*EXERCISE DETAILS:*
For each line below that includes the word "besar", make a copy.

BEGIN DATA SUPPLIED

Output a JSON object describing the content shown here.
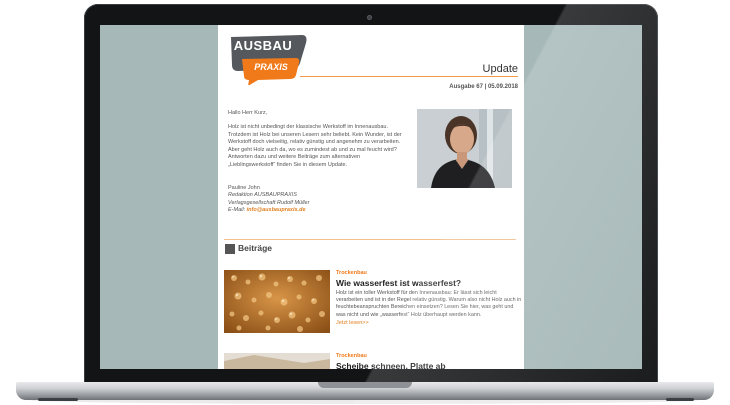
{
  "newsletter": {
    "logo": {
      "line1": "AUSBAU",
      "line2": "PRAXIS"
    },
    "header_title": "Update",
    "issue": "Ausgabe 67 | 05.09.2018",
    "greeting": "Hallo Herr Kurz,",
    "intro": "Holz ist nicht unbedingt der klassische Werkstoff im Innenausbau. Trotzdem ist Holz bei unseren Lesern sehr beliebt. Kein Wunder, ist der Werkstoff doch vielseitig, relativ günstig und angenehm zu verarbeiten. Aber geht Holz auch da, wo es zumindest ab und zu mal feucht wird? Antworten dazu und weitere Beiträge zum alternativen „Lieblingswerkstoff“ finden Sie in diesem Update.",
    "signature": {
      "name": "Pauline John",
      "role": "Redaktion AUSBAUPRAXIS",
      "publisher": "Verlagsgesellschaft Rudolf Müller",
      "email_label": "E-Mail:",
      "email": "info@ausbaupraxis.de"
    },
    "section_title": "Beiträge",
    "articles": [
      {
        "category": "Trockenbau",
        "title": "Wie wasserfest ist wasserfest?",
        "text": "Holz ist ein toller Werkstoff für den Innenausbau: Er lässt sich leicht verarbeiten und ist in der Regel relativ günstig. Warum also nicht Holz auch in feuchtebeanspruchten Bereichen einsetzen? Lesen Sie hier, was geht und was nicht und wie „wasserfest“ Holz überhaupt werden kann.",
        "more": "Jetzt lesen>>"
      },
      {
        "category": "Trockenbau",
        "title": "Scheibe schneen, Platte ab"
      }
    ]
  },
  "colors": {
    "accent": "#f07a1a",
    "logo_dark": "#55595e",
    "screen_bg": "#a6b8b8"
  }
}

END DATA SUPPLIED
BEGIN DATA SUPPLIED

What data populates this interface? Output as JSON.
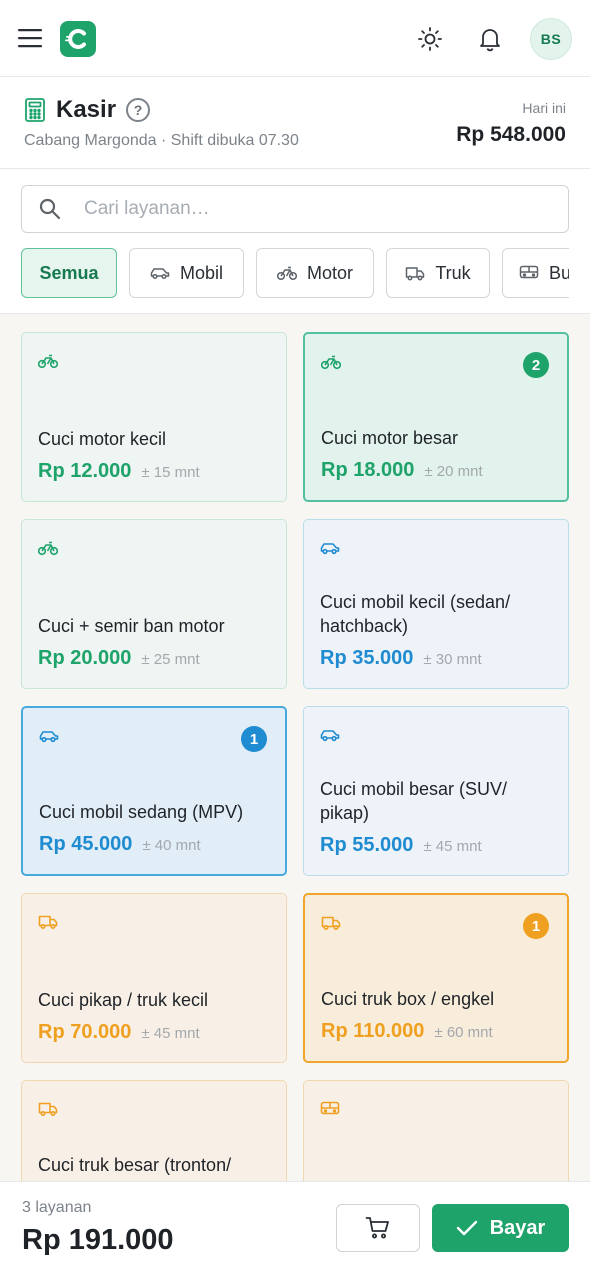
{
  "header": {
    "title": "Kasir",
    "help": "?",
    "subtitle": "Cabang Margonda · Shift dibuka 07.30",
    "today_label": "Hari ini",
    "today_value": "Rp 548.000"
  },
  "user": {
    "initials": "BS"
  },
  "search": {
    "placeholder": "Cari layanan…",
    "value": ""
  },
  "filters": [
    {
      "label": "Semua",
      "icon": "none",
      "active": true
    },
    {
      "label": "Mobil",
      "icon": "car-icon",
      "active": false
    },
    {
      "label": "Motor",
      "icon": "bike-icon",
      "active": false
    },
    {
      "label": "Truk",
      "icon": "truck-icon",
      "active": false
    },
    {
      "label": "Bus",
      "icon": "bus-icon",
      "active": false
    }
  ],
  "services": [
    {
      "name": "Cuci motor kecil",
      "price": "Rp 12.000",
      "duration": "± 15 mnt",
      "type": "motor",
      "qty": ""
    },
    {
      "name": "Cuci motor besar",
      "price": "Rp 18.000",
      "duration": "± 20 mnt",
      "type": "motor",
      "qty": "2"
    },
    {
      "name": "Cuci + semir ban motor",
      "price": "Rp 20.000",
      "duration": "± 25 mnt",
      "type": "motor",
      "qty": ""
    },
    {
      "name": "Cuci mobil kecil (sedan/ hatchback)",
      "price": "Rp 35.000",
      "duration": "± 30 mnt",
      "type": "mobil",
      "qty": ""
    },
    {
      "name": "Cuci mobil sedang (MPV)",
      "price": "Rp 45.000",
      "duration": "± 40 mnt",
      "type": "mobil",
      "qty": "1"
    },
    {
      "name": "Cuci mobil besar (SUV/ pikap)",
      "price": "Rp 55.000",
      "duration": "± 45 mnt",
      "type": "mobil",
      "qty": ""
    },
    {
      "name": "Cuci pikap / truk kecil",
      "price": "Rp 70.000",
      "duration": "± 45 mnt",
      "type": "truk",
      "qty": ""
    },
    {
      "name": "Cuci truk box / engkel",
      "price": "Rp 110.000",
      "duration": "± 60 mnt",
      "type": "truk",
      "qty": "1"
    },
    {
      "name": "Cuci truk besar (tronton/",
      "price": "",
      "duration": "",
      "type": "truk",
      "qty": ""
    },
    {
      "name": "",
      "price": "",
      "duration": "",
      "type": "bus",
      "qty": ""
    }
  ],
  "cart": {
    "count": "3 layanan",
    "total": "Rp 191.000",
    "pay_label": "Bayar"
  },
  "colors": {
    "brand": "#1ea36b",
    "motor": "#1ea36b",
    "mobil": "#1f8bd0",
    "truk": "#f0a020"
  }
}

END DATA SUPPLIED

*THE ANSWER:*
      "name": "Cuci motor besar",
      "name": "Cuci mobil besar (SUV/ pikap)",
      "name": "Cuci truk besar (tronton/",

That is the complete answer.